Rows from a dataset
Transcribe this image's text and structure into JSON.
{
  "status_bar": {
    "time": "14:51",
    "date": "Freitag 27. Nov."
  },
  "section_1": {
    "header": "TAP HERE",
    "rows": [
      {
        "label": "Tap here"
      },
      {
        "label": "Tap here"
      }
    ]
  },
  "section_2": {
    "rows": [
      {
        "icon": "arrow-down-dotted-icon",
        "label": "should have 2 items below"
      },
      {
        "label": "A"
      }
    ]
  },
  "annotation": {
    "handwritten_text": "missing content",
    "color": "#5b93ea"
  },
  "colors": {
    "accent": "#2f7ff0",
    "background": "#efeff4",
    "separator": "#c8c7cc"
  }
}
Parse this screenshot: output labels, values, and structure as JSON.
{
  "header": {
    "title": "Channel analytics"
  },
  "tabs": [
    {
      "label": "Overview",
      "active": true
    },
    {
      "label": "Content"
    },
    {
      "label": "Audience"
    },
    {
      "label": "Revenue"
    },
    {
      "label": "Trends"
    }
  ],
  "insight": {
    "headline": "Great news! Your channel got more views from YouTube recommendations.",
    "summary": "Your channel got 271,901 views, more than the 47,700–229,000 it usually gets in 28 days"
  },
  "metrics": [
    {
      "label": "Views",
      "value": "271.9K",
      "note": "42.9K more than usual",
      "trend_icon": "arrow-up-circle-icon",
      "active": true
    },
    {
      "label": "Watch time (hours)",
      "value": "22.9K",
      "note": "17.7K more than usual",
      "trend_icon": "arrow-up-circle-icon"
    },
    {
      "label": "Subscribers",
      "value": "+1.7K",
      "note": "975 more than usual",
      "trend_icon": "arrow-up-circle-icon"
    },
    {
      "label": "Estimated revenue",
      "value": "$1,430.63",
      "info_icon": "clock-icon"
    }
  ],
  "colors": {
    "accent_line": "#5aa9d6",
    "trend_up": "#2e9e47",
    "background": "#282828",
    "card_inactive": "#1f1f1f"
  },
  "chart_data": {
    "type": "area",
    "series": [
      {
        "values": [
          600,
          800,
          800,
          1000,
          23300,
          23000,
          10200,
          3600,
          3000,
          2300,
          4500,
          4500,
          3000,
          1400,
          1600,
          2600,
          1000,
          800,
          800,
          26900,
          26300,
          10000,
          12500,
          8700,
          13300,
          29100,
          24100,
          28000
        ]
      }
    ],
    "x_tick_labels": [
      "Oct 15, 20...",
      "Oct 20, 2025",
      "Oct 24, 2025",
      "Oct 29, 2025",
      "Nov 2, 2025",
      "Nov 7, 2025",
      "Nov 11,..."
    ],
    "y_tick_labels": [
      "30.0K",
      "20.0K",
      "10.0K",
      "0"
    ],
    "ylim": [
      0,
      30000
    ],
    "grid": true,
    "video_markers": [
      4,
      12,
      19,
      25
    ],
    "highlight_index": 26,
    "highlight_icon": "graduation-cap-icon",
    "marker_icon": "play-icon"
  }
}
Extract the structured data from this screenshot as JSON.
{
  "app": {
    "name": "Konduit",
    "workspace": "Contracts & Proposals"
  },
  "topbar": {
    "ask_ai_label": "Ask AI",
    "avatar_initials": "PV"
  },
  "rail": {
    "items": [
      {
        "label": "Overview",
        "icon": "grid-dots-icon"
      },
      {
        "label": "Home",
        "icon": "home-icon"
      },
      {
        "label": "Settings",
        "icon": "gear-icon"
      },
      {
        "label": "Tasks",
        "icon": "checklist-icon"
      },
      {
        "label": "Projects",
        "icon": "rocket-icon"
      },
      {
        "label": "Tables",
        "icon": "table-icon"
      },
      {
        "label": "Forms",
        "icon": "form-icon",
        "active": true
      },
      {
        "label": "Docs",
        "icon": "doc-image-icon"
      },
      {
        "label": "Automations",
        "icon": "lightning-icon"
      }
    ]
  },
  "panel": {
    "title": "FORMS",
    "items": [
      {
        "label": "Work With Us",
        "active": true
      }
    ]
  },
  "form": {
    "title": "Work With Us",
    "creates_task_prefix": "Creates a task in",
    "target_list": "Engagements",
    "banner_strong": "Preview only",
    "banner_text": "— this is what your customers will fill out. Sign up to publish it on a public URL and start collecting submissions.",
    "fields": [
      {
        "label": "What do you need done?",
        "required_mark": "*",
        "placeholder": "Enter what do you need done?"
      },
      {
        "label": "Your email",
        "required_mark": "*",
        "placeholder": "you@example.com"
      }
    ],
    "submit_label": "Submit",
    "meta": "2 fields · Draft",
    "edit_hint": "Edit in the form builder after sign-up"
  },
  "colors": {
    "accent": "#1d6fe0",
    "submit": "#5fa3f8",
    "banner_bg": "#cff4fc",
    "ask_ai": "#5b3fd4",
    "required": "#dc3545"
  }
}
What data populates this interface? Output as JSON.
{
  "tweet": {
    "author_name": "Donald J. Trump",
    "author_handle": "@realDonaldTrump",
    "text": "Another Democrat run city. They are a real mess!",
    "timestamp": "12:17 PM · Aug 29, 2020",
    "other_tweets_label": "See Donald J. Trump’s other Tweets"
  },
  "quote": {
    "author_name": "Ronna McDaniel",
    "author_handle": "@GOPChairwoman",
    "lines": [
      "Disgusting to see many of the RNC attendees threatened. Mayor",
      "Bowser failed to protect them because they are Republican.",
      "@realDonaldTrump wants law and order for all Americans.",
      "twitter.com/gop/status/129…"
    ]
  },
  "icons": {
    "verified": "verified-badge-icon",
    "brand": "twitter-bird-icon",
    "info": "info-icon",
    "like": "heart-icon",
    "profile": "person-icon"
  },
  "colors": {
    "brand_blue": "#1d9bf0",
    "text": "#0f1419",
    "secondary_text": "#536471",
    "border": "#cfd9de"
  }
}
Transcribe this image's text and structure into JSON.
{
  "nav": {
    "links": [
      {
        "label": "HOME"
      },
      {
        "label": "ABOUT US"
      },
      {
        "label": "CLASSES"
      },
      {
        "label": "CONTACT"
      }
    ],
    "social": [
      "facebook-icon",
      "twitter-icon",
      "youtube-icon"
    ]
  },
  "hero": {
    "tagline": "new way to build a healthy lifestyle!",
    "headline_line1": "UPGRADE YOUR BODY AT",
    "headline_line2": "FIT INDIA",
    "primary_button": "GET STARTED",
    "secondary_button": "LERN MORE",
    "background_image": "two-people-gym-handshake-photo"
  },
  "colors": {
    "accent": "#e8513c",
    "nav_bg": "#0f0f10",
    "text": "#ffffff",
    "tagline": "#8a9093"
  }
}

## Exercise description
Reproduce all of the entries word for word.

## The completed task
Transcribe this image's text and structure into JSON.
{
  "status_bar": {
    "time": "14:51",
    "date": "Freitag 27. Nov."
  },
  "section_1": {
    "header": "TAP HERE",
    "rows": [
      {
        "label": "Tap here"
      },
      {
        "label": "Tap here"
      }
    ]
  },
  "section_2": {
    "rows": [
      {
        "icon": "arrow-down-dotted-icon",
        "label": "should have 2 items below"
      },
      {
        "label": "A"
      }
    ]
  },
  "annotation": {
    "handwritten_text": "missing content",
    "color": "#5b93ea"
  },
  "colors": {
    "accent": "#2f7ff0",
    "background": "#efeff4",
    "separator": "#c8c7cc"
  }
}
Parse this screenshot: output labels, values, and structure as JSON.
{
  "header": {
    "title": "Channel analytics"
  },
  "tabs": [
    {
      "label": "Overview",
      "active": true
    },
    {
      "label": "Content"
    },
    {
      "label": "Audience"
    },
    {
      "label": "Revenue"
    },
    {
      "label": "Trends"
    }
  ],
  "insight": {
    "headline": "Great news! Your channel got more views from YouTube recommendations.",
    "summary": "Your channel got 271,901 views, more than the 47,700–229,000 it usually gets in 28 days"
  },
  "metrics": [
    {
      "label": "Views",
      "value": "271.9K",
      "note": "42.9K more than usual",
      "trend_icon": "arrow-up-circle-icon",
      "active": true
    },
    {
      "label": "Watch time (hours)",
      "value": "22.9K",
      "note": "17.7K more than usual",
      "trend_icon": "arrow-up-circle-icon"
    },
    {
      "label": "Subscribers",
      "value": "+1.7K",
      "note": "975 more than usual",
      "trend_icon": "arrow-up-circle-icon"
    },
    {
      "label": "Estimated revenue",
      "value": "$1,430.63",
      "info_icon": "clock-icon"
    }
  ],
  "colors": {
    "accent_line": "#5aa9d6",
    "trend_up": "#2e9e47",
    "background": "#282828",
    "card_inactive": "#1f1f1f"
  },
  "chart_data": {
    "type": "area",
    "series": [
      {
        "values": [
          600,
          800,
          800,
          1000,
          23300,
          23000,
          10200,
          3600,
          3000,
          2300,
          4500,
          4500,
          3000,
          1400,
          1600,
          2600,
          1000,
          800,
          800,
          26900,
          26300,
          10000,
          12500,
          8700,
          13300,
          29100,
          24100,
          28000
        ]
      }
    ],
    "x_tick_labels": [
      "Oct 15, 20...",
      "Oct 20, 2025",
      "Oct 24, 2025",
      "Oct 29, 2025",
      "Nov 2, 2025",
      "Nov 7, 2025",
      "Nov 11,..."
    ],
    "y_tick_labels": [
      "30.0K",
      "20.0K",
      "10.0K",
      "0"
    ],
    "ylim": [
      0,
      30000
    ],
    "grid": true,
    "video_markers": [
      4,
      12,
      19,
      25
    ],
    "highlight_index": 26,
    "highlight_icon": "graduation-cap-icon",
    "marker_icon": "play-icon"
  }
}
Extract the structured data from this screenshot as JSON.
{
  "app": {
    "name": "Konduit",
    "workspace": "Contracts & Proposals"
  },
  "topbar": {
    "ask_ai_label": "Ask AI",
    "avatar_initials": "PV"
  },
  "rail": {
    "items": [
      {
        "label": "Overview",
        "icon": "grid-dots-icon"
      },
      {
        "label": "Home",
        "icon": "home-icon"
      },
      {
        "label": "Settings",
        "icon": "gear-icon"
      },
      {
        "label": "Tasks",
        "icon": "checklist-icon"
      },
      {
        "label": "Projects",
        "icon": "rocket-icon"
      },
      {
        "label": "Tables",
        "icon": "table-icon"
      },
      {
        "label": "Forms",
        "icon": "form-icon",
        "active": true
      },
      {
        "label": "Docs",
        "icon": "doc-image-icon"
      },
      {
        "label": "Automations",
        "icon": "lightning-icon"
      }
    ]
  },
  "panel": {
    "title": "FORMS",
    "items": [
      {
        "label": "Work With Us",
        "active": true
      }
    ]
  },
  "form": {
    "title": "Work With Us",
    "creates_task_prefix": "Creates a task in",
    "target_list": "Engagements",
    "banner_strong": "Preview only",
    "banner_text": "— this is what your customers will fill out. Sign up to publish it on a public URL and start collecting submissions.",
    "fields": [
      {
        "label": "What do you need done?",
        "required_mark": "*",
        "placeholder": "Enter what do you need done?"
      },
      {
        "label": "Your email",
        "required_mark": "*",
        "placeholder": "you@example.com"
      }
    ],
    "submit_label": "Submit",
    "meta": "2 fields · Draft",
    "edit_hint": "Edit in the form builder after sign-up"
  },
  "colors": {
    "accent": "#1d6fe0",
    "submit": "#5fa3f8",
    "banner_bg": "#cff4fc",
    "ask_ai": "#5b3fd4",
    "required": "#dc3545"
  }
}
What data populates this interface? Output as JSON.
{
  "tweet": {
    "author_name": "Donald J. Trump",
    "author_handle": "@realDonaldTrump",
    "text": "Another Democrat run city. They are a real mess!",
    "timestamp": "12:17 PM · Aug 29, 2020",
    "other_tweets_label": "See Donald J. Trump’s other Tweets"
  },
  "quote": {
    "author_name": "Ronna McDaniel",
    "author_handle": "@GOPChairwoman",
    "lines": [
      "Disgusting to see many of the RNC attendees threatened. Mayor",
      "Bowser failed to protect them because they are Republican.",
      "@realDonaldTrump wants law and order for all Americans.",
      "twitter.com/gop/status/129…"
    ]
  },
  "icons": {
    "verified": "verified-badge-icon",
    "brand": "twitter-bird-icon",
    "info": "info-icon",
    "like": "heart-icon",
    "profile": "person-icon"
  },
  "colors": {
    "brand_blue": "#1d9bf0",
    "text": "#0f1419",
    "secondary_text": "#536471",
    "border": "#cfd9de"
  }
}
Transcribe this image's text and structure into JSON.
{
  "nav": {
    "links": [
      {
        "label": "HOME"
      },
      {
        "label": "ABOUT US"
      },
      {
        "label": "CLASSES"
      },
      {
        "label": "CONTACT"
      }
    ],
    "social": [
      "facebook-icon",
      "twitter-icon",
      "youtube-icon"
    ]
  },
  "hero": {
    "tagline": "new way to build a healthy lifestyle!",
    "headline_line1": "UPGRADE YOUR BODY AT",
    "headline_line2": "FIT INDIA",
    "primary_button": "GET STARTED",
    "secondary_button": "LERN MORE",
    "background_image": "two-people-gym-handshake-photo"
  },
  "colors": {
    "accent": "#e8513c",
    "nav_bg": "#0f0f10",
    "text": "#ffffff",
    "tagline": "#8a9093"
  }
}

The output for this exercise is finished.